◆ Textauszug ◆
· · · · · · ·

Demnächst wird ein 40-jähriger Bankräuber in Haft sein. Er wird dort von den Mitinsassen gefragt werden, wieso er denn da ist. Er sollte sich allerdings ganz genau überlegen, ob er die echte Version des Überfalls erzählt. Prahlen sollte er damit wirklich nicht.
Alles begann Dienstagvormittag in Feldkirch, der 40-Jährige wollte eine Sparkasse überfallen. Gegen 11.00 Uhr stürmte er in die Bank und nahm einen Angestellten als Geisel. Er griff sich die Beute, packte seine Geisel und suchte das Weite. Dann sollte seine Pechsträhne beginnen.
Auf seiner Flucht Richtung Marktplatz stellte ihm ein Passant (!) das Bein. Der Rauber stürzte und verlor nicht nur die Beute, auch die Geisel konnte sich aus seinem Griff befreien. Er setzte also seine Flucht alleine fort, lief aber nach wenigen Metern einer herbeieilenden Polizeistreife in die Arme, die ihn prompt festnahm.

· · · · · · ·

◆ Aufgaben ◆
A. Wiederhole aus dem Textauszug den Abschnitt, der mit „Demnächst wird ein“ beginnt und bis „damit wirklich nicht.“ reicht.
B. Übersetze den Satz „Gegen 11.00 Uhr stürmte er in die Bank und nahm einen Angestellten als Geisel.“ aus dem Textauszug ins Englische.

· · · · · · ·

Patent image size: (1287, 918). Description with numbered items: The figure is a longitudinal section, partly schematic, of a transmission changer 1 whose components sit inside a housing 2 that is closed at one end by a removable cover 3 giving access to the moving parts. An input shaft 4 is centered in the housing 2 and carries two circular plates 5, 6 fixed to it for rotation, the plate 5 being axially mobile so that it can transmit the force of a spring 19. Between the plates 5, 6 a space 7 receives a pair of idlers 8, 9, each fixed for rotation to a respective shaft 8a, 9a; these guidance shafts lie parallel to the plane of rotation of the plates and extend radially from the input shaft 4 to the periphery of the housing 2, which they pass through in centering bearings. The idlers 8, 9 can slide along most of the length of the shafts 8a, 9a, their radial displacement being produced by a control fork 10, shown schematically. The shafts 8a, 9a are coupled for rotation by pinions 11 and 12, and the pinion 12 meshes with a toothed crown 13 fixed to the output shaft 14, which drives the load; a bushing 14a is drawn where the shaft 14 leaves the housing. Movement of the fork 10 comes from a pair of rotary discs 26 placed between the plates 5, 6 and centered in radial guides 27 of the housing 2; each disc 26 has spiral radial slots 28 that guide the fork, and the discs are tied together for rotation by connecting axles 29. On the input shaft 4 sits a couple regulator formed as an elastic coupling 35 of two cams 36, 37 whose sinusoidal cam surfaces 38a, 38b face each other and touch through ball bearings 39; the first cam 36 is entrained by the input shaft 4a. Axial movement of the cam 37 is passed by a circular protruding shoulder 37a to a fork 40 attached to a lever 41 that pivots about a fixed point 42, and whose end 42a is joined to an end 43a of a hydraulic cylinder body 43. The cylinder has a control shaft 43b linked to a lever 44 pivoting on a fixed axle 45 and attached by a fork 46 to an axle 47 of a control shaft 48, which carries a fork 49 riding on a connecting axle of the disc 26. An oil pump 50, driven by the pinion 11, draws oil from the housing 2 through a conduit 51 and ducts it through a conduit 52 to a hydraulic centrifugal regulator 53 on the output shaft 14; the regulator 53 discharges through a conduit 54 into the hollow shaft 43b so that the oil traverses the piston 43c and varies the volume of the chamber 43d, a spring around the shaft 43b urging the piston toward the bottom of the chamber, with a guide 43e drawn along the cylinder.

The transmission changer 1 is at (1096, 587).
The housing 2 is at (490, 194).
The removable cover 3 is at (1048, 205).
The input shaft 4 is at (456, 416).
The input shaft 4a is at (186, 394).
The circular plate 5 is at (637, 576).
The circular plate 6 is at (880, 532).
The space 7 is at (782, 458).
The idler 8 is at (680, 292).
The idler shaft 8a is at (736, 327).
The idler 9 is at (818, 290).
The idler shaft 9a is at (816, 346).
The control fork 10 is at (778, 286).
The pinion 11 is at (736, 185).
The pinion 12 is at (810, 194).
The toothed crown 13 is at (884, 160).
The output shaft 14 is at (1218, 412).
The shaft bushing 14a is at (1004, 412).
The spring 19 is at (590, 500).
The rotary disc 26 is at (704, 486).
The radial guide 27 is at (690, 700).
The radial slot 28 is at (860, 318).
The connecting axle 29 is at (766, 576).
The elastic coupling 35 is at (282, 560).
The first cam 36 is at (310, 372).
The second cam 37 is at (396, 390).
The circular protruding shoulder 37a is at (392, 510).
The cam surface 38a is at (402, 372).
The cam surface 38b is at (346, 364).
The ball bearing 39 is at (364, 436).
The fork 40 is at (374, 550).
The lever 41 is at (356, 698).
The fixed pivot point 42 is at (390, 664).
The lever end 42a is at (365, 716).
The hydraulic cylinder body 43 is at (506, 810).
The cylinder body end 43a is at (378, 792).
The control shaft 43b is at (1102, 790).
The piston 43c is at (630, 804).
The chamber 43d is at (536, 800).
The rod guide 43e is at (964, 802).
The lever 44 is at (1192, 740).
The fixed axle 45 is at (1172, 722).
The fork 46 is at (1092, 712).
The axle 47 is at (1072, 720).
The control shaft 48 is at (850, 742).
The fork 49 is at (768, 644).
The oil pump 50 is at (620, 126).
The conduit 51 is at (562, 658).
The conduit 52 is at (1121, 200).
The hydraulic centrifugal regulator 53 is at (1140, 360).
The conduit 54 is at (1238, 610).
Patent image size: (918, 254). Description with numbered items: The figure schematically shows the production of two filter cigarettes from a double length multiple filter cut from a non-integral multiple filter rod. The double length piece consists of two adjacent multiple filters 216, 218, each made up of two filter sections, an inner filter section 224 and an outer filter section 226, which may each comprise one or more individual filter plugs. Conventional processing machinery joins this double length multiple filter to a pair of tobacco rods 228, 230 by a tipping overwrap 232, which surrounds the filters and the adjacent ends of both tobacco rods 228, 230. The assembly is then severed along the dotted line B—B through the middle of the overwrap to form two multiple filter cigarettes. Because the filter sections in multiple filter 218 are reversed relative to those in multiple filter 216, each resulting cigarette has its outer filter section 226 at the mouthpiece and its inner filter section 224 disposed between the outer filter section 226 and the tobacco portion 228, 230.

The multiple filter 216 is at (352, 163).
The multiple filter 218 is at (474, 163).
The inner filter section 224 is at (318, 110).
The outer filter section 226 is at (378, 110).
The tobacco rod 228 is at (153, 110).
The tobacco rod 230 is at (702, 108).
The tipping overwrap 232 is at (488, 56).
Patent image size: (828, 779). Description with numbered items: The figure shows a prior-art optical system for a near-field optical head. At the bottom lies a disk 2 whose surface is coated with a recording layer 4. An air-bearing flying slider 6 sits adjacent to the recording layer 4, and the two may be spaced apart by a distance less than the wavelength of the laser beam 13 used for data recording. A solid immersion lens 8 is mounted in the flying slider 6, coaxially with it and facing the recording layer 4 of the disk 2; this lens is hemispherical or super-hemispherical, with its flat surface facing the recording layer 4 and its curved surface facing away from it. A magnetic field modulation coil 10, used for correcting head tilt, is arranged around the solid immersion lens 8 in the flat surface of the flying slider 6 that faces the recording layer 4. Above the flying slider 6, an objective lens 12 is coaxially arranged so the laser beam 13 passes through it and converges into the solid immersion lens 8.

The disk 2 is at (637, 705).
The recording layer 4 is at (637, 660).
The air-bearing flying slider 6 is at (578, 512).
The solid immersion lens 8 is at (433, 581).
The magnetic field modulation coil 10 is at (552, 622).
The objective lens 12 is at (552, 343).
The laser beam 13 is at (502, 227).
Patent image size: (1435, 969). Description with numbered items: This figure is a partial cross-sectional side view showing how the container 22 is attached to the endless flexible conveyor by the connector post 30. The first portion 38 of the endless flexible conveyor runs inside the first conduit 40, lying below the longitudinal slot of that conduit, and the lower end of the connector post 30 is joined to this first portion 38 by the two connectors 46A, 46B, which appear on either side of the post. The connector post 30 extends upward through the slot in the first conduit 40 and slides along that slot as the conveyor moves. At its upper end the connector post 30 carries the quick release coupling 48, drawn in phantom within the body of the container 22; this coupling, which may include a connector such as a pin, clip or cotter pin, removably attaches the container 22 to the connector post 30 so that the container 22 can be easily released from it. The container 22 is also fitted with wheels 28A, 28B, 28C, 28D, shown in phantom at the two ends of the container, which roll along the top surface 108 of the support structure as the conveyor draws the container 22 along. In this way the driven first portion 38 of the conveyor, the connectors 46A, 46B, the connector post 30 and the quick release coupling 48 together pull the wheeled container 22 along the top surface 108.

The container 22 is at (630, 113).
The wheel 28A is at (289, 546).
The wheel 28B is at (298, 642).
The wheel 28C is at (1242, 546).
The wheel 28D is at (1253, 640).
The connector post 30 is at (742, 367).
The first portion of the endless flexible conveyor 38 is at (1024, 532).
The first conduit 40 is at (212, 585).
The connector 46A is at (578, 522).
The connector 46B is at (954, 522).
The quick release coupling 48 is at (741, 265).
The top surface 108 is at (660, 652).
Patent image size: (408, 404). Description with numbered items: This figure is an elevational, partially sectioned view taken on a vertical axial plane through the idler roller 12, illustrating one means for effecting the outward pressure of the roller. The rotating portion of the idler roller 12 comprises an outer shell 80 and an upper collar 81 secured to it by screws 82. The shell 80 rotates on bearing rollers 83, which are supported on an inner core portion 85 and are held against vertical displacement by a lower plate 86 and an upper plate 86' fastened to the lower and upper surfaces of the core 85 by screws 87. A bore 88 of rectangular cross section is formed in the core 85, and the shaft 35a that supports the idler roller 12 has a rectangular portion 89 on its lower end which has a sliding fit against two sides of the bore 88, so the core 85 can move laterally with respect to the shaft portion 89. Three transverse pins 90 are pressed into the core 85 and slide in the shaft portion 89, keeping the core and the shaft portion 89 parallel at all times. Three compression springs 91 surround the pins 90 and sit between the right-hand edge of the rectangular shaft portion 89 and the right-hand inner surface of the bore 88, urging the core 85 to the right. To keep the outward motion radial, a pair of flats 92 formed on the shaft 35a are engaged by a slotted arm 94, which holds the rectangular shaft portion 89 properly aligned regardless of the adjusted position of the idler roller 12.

· · · · · · ·

◆ Antworten je Aufgabe ◆
A.
Demnächst wird ein 40-jähriger Bankräuber in Haft sein. Er wird dort von den Mitinsassen gefragt werden, wieso er denn da ist. Er sollte sich allerdings ganz genau überlegen, ob er die echte Version des Überfalls erzählt. Prahlen sollte er damit wirklich nicht.

B. Around 11:00 a.m., he stormed into the bank and took an employee hostage.